--- start EXERCISE MATERIAL ---

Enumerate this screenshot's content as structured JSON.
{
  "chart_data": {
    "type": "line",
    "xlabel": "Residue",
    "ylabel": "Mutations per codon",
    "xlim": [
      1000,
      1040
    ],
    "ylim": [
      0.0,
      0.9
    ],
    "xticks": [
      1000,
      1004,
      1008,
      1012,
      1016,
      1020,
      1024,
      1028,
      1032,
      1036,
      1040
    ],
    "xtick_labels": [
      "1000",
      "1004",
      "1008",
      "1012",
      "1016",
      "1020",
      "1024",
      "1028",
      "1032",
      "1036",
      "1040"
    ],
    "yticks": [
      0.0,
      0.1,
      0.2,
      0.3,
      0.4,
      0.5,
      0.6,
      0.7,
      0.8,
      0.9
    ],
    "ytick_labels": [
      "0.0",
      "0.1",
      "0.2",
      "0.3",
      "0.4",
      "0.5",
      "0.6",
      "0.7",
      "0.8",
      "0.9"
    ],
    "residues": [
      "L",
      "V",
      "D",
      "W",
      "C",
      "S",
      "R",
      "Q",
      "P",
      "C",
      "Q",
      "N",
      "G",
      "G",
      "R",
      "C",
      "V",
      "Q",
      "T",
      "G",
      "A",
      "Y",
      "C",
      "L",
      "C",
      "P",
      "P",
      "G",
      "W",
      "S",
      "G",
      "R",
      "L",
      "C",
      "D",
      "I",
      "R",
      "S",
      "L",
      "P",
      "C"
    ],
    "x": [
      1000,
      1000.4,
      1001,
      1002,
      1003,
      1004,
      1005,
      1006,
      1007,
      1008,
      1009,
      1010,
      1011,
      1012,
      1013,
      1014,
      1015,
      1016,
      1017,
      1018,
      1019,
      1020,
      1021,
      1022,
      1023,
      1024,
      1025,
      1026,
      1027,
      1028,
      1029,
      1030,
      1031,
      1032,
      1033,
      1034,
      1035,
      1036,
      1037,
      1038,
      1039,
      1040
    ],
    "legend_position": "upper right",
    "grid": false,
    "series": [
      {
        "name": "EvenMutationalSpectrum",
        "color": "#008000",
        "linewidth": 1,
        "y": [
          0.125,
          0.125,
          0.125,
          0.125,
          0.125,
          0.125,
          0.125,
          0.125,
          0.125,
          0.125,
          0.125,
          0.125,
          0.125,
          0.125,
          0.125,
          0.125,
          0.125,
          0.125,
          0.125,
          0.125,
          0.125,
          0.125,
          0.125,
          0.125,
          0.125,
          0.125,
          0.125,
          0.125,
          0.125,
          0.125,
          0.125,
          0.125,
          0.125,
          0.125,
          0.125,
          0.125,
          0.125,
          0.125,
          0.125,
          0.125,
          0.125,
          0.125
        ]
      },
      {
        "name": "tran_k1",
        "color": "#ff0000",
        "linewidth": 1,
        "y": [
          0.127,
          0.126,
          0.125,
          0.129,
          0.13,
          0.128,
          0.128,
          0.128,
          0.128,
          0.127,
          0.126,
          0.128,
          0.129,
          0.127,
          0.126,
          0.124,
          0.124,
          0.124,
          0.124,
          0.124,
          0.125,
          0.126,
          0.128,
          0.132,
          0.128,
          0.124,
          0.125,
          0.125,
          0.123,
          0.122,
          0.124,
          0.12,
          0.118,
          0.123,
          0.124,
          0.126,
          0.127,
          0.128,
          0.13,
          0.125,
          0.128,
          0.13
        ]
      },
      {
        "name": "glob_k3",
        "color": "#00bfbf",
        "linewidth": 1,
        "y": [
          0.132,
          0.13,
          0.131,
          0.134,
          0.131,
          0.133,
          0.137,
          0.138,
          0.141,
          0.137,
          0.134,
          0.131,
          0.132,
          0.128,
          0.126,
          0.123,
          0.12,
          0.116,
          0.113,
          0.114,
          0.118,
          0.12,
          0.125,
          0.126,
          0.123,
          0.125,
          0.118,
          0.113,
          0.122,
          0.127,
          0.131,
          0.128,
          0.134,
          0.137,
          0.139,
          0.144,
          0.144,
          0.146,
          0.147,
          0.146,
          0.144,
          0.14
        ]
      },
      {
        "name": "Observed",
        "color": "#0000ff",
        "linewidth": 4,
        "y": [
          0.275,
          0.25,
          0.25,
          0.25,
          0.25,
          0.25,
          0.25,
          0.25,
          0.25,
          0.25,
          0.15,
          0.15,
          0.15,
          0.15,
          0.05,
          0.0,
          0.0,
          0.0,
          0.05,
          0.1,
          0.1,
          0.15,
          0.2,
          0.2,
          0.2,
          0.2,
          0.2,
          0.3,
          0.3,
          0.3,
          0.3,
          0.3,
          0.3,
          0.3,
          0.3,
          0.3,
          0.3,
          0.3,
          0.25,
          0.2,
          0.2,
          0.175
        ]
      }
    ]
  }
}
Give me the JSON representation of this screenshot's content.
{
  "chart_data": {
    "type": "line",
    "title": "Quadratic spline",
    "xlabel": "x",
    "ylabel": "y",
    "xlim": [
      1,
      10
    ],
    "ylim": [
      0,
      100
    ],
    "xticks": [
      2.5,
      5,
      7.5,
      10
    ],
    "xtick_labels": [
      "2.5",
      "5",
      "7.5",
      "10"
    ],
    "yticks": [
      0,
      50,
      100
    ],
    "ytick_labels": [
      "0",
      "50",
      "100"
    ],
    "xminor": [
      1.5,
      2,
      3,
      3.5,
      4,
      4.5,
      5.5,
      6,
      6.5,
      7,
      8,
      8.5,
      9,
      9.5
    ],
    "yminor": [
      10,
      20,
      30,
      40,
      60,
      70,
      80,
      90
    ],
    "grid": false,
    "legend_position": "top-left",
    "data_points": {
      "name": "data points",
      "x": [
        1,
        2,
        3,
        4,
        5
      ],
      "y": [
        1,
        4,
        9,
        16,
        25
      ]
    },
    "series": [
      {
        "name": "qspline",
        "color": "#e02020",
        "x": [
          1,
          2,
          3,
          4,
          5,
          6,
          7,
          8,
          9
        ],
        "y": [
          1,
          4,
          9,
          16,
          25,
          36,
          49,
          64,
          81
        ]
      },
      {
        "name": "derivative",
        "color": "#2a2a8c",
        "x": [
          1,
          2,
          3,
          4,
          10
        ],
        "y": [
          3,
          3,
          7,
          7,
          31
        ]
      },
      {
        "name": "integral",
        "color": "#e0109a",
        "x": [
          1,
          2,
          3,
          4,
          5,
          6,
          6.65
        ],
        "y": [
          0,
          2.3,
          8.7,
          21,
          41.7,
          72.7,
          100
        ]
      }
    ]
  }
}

--- end EXERCISE MATERIAL ---

* REQUIREMENT
Filter the entries down to the lines containing "screenshot". Copy each of those lines.

* WRITTEN RESPONSE
Enumerate this screenshot's content as structured JSON.
Give me the JSON representation of this screenshot's content.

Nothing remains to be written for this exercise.